_WORK INSTRUCTIONS_
Write only the number of lines holding the string "Fasting".

A run of records:
-- START --

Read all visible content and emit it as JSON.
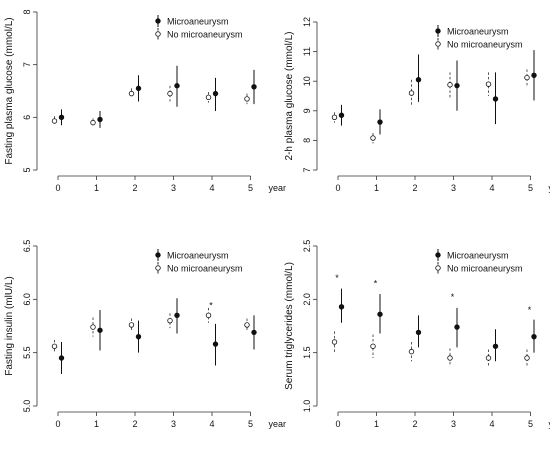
{
  "chart_data": [
    {
      "type": "scatter",
      "ylabel": "Fasting plasma glucose (mmol/L)",
      "xlabel": "year",
      "x_ticks": [
        "0",
        "1",
        "2",
        "3",
        "4",
        "5"
      ],
      "y_ticks": [
        "5",
        "6",
        "7",
        "8"
      ],
      "ylim": [
        5,
        8
      ],
      "legend_placement": "top-right",
      "series": [
        {
          "name": "Microaneurysm",
          "marker": "filled",
          "line": "solid",
          "values": [
            6.0,
            5.96,
            6.55,
            6.6,
            6.45,
            6.58
          ],
          "err_low": [
            5.85,
            5.8,
            6.3,
            6.2,
            6.12,
            6.25
          ],
          "err_high": [
            6.15,
            6.12,
            6.8,
            6.98,
            6.75,
            6.9
          ]
        },
        {
          "name": "No microaneurysm",
          "marker": "open",
          "line": "dashed",
          "values": [
            5.93,
            5.9,
            6.45,
            6.45,
            6.38,
            6.35
          ],
          "err_low": [
            5.85,
            5.82,
            6.38,
            6.3,
            6.28,
            6.25
          ],
          "err_high": [
            6.02,
            5.98,
            6.55,
            6.6,
            6.48,
            6.45
          ]
        }
      ],
      "significance_marks": []
    },
    {
      "type": "scatter",
      "ylabel": "2-h plasma glucose (mmol/L)",
      "xlabel": "year",
      "x_ticks": [
        "0",
        "1",
        "2",
        "3",
        "4",
        "5"
      ],
      "y_ticks": [
        "7",
        "8",
        "9",
        "10",
        "11",
        "12"
      ],
      "ylim": [
        7,
        12
      ],
      "legend_placement": "top-right",
      "series": [
        {
          "name": "Microaneurysm",
          "marker": "filled",
          "line": "solid",
          "values": [
            8.85,
            8.62,
            10.05,
            9.85,
            9.4,
            10.2
          ],
          "err_low": [
            8.5,
            8.2,
            9.3,
            9.0,
            8.55,
            9.35
          ],
          "err_high": [
            9.2,
            9.05,
            10.9,
            10.7,
            10.3,
            11.05
          ]
        },
        {
          "name": "No microaneurysm",
          "marker": "open",
          "line": "dashed",
          "values": [
            8.78,
            8.08,
            9.6,
            9.88,
            9.9,
            10.12
          ],
          "err_low": [
            8.6,
            7.9,
            9.15,
            9.45,
            9.5,
            9.85
          ],
          "err_high": [
            8.95,
            8.25,
            10.05,
            10.3,
            10.3,
            10.4
          ]
        }
      ],
      "significance_marks": []
    },
    {
      "type": "scatter",
      "ylabel": "Fasting insulin (mlU/L)",
      "xlabel": "year",
      "x_ticks": [
        "0",
        "1",
        "2",
        "3",
        "4",
        "5"
      ],
      "y_ticks": [
        "5.0",
        "5.5",
        "6.0",
        "6.5"
      ],
      "ylim": [
        5.0,
        6.5
      ],
      "legend_placement": "top-right",
      "series": [
        {
          "name": "Microaneurysm",
          "marker": "filled",
          "line": "solid",
          "values": [
            5.45,
            5.71,
            5.65,
            5.85,
            5.58,
            5.69
          ],
          "err_low": [
            5.3,
            5.52,
            5.5,
            5.68,
            5.38,
            5.53
          ],
          "err_high": [
            5.6,
            5.9,
            5.8,
            6.01,
            5.77,
            5.85
          ]
        },
        {
          "name": "No microaneurysm",
          "marker": "open",
          "line": "dashed",
          "values": [
            5.56,
            5.74,
            5.76,
            5.8,
            5.85,
            5.76
          ],
          "err_low": [
            5.5,
            5.65,
            5.7,
            5.73,
            5.78,
            5.7
          ],
          "err_high": [
            5.62,
            5.83,
            5.82,
            5.87,
            5.92,
            5.82
          ]
        }
      ],
      "significance_marks": [
        {
          "x_index": 4,
          "y": 5.95,
          "text": "*"
        }
      ]
    },
    {
      "type": "scatter",
      "ylabel": "Serum triglycerides (mmol/L)",
      "xlabel": "year",
      "x_ticks": [
        "0",
        "1",
        "2",
        "3",
        "4",
        "5"
      ],
      "y_ticks": [
        "1.0",
        "1.5",
        "2.0",
        "2.5"
      ],
      "ylim": [
        1.0,
        2.5
      ],
      "legend_placement": "top-right",
      "series": [
        {
          "name": "Microaneurysm",
          "marker": "filled",
          "line": "solid",
          "values": [
            1.93,
            1.86,
            1.69,
            1.74,
            1.56,
            1.65
          ],
          "err_low": [
            1.78,
            1.68,
            1.55,
            1.55,
            1.42,
            1.5
          ],
          "err_high": [
            2.1,
            2.05,
            1.85,
            1.92,
            1.72,
            1.81
          ]
        },
        {
          "name": "No microaneurysm",
          "marker": "open",
          "line": "dashed",
          "values": [
            1.6,
            1.56,
            1.51,
            1.45,
            1.45,
            1.45
          ],
          "err_low": [
            1.5,
            1.45,
            1.42,
            1.37,
            1.37,
            1.37
          ],
          "err_high": [
            1.7,
            1.67,
            1.6,
            1.54,
            1.53,
            1.53
          ]
        }
      ],
      "significance_marks": [
        {
          "x_index": 0,
          "y": 2.21,
          "text": "*"
        },
        {
          "x_index": 1,
          "y": 2.16,
          "text": "*"
        },
        {
          "x_index": 3,
          "y": 2.03,
          "text": "*"
        },
        {
          "x_index": 5,
          "y": 1.91,
          "text": "*"
        }
      ]
    }
  ]
}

-- END --

_RESPONSE TO THIS EXERCISE_
2